● Set task:
Records follow. Pull out every line that contains "Jahr".

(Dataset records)
★ ★ ★ ★ ★

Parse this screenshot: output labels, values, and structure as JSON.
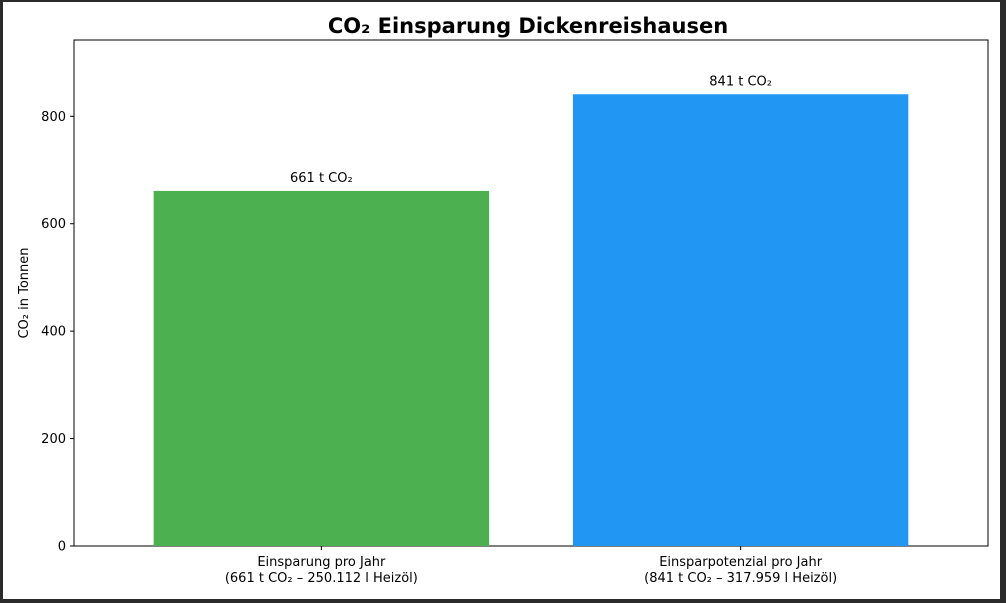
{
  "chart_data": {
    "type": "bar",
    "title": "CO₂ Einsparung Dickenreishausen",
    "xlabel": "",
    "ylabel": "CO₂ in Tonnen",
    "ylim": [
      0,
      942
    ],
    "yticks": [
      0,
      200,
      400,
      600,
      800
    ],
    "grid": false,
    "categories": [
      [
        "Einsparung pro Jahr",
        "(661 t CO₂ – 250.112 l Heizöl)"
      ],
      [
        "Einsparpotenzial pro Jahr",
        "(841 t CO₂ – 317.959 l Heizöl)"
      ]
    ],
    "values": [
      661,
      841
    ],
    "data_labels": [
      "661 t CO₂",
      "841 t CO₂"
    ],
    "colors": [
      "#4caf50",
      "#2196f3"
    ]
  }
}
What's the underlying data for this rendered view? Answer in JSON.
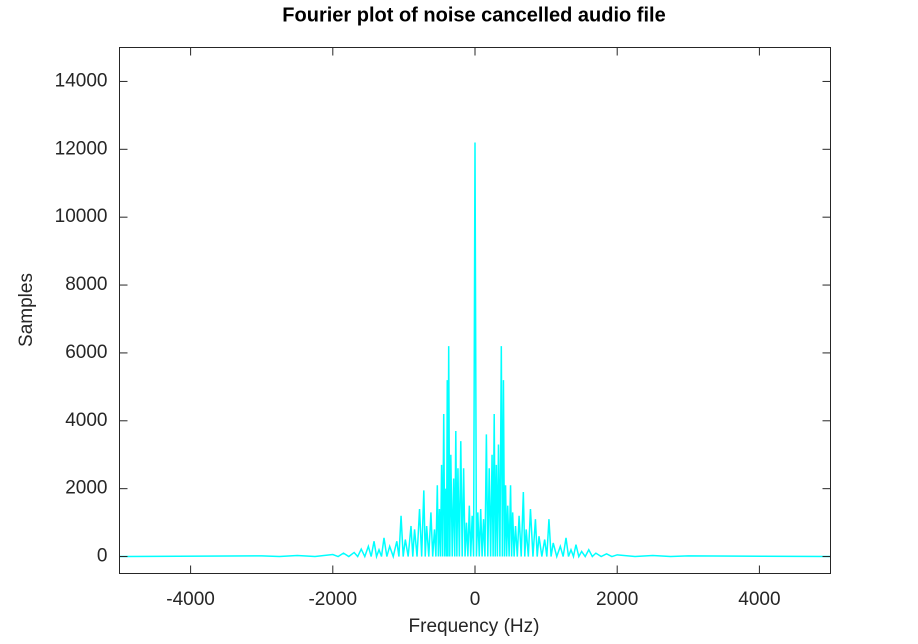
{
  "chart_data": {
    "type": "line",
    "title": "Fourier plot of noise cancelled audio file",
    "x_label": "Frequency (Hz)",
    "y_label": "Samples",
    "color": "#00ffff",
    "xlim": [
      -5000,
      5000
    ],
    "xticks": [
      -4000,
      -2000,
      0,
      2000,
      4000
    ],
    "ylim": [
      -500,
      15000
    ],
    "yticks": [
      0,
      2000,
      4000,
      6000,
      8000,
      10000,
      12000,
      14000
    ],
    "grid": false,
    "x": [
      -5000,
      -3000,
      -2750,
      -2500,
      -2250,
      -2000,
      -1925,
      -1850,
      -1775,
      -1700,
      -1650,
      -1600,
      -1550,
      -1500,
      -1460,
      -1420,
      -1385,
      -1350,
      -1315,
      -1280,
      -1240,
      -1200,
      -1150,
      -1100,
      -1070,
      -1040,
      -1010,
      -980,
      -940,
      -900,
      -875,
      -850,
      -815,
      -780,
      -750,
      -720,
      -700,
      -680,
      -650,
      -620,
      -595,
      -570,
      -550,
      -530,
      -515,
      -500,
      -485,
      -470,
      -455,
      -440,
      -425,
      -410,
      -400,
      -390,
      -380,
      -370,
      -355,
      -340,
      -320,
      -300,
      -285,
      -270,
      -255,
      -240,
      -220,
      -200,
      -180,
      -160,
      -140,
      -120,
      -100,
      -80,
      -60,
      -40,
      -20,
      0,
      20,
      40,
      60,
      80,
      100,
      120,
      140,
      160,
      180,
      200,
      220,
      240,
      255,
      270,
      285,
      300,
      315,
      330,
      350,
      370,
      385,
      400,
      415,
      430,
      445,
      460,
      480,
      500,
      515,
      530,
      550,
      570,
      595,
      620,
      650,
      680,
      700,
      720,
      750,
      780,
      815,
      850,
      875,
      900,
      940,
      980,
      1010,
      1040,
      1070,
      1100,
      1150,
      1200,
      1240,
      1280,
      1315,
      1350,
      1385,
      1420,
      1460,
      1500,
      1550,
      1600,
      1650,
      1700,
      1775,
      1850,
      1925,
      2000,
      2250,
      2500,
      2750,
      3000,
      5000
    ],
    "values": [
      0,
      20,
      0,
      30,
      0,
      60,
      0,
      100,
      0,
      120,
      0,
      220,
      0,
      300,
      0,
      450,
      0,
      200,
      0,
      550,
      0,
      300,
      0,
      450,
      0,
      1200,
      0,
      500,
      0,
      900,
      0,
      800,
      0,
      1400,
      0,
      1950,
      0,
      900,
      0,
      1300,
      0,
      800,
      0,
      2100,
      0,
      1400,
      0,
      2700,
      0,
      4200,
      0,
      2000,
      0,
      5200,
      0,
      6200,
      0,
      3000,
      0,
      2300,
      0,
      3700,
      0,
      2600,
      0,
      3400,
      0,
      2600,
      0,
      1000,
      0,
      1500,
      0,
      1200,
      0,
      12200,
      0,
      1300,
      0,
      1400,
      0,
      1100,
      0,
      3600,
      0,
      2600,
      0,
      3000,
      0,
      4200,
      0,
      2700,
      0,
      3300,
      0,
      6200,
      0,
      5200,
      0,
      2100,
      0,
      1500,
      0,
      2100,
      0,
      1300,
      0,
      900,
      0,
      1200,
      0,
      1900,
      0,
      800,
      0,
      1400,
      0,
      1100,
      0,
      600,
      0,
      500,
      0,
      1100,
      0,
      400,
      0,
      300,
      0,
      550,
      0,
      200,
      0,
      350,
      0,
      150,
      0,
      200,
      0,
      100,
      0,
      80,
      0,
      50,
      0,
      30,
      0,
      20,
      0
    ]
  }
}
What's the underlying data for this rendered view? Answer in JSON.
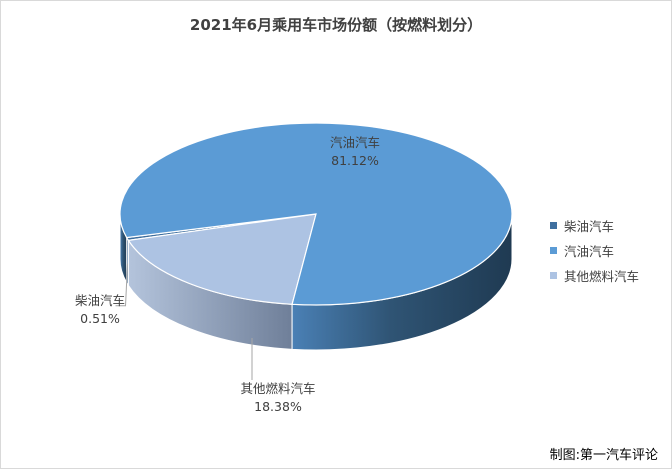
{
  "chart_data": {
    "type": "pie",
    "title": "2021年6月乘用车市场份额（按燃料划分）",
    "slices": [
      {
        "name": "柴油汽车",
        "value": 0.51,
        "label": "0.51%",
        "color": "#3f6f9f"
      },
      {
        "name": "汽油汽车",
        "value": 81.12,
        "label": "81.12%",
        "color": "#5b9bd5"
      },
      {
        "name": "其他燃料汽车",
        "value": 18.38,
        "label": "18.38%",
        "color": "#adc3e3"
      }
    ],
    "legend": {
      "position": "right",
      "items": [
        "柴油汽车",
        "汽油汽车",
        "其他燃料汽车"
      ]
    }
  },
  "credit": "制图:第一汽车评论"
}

★ ★ ★ ★ ★

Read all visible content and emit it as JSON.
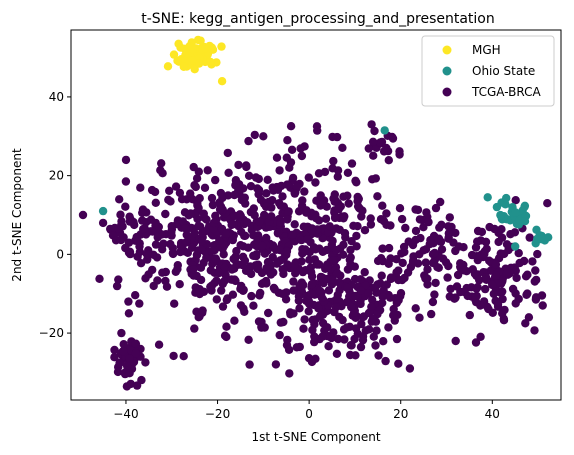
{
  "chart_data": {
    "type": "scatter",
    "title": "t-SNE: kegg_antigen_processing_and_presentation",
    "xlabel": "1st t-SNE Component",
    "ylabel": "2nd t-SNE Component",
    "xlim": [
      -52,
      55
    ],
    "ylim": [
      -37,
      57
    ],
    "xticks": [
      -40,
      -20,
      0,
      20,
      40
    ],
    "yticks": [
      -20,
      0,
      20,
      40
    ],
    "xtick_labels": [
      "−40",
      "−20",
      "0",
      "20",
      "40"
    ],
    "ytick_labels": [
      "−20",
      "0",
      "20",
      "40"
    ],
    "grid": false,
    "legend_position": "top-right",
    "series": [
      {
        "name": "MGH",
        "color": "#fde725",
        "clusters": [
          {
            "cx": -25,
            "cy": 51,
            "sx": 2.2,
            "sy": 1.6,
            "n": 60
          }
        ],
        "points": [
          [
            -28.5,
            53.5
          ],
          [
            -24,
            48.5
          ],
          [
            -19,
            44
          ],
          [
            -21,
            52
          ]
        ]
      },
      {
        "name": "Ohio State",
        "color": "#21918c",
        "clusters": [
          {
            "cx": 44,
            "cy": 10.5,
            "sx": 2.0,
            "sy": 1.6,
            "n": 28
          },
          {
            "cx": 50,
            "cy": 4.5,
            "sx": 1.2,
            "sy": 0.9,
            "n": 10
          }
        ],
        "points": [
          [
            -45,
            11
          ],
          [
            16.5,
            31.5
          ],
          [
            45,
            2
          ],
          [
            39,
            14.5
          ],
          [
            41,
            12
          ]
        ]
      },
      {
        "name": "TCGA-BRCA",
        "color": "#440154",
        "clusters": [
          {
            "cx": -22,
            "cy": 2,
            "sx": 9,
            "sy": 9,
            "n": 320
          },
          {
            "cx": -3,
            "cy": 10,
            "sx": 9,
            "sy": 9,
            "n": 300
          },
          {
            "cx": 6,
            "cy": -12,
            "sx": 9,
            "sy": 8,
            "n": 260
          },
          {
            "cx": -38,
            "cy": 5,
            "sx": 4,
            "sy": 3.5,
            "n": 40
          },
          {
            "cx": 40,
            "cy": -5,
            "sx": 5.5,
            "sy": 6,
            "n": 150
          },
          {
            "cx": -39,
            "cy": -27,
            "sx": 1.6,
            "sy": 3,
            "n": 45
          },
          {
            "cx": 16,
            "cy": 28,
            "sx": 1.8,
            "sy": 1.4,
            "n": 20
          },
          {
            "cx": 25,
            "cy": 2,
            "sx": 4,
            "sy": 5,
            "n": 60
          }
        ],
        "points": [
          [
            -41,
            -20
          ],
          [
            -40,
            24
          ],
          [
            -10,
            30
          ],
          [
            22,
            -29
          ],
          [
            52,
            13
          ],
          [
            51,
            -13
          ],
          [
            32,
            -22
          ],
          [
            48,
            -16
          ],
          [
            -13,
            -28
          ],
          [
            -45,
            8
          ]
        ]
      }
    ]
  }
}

★ ★ ★ ★ ★

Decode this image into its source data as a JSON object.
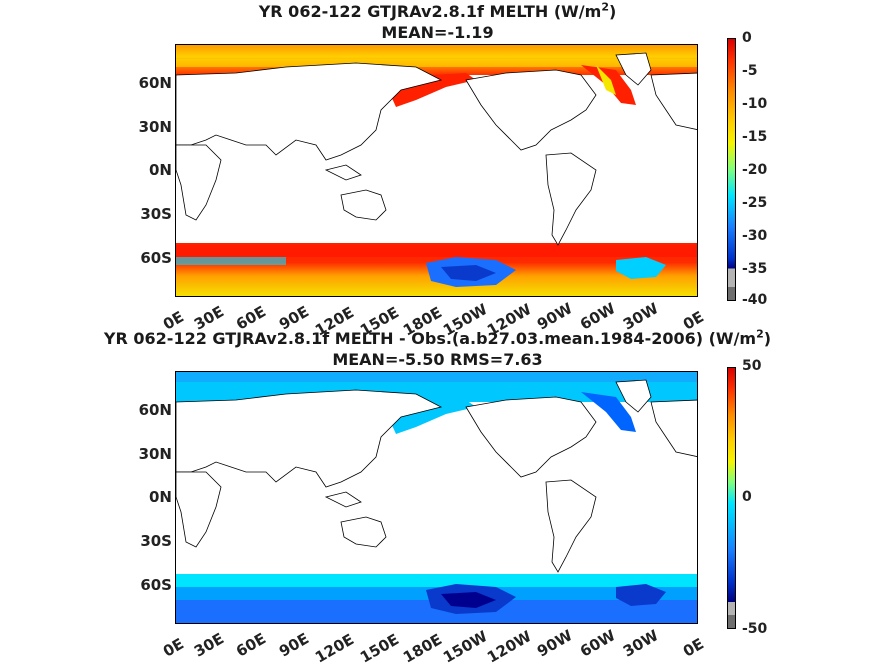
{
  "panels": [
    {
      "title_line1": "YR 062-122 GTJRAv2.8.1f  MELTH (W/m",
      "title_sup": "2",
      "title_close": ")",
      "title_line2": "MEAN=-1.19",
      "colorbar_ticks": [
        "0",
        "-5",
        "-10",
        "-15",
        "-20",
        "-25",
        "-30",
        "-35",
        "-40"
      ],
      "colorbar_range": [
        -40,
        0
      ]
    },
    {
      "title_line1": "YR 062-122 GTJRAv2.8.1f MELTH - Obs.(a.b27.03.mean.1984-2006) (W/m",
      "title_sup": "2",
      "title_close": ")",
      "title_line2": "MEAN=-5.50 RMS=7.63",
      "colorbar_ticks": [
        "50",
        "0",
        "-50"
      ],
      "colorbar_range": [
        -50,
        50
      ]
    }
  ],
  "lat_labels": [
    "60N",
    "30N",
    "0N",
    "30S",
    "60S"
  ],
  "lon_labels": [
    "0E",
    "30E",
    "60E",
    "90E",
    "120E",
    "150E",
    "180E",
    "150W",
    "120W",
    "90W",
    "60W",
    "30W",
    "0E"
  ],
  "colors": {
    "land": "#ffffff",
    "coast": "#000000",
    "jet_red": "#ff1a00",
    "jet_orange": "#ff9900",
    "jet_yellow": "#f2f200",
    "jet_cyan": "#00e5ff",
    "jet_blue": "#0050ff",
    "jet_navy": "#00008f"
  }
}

★ ★ ★ ★ ★

● Complete output:
        "Einsparung pro Jahr",
        "Einsparpotenzial pro Jahr",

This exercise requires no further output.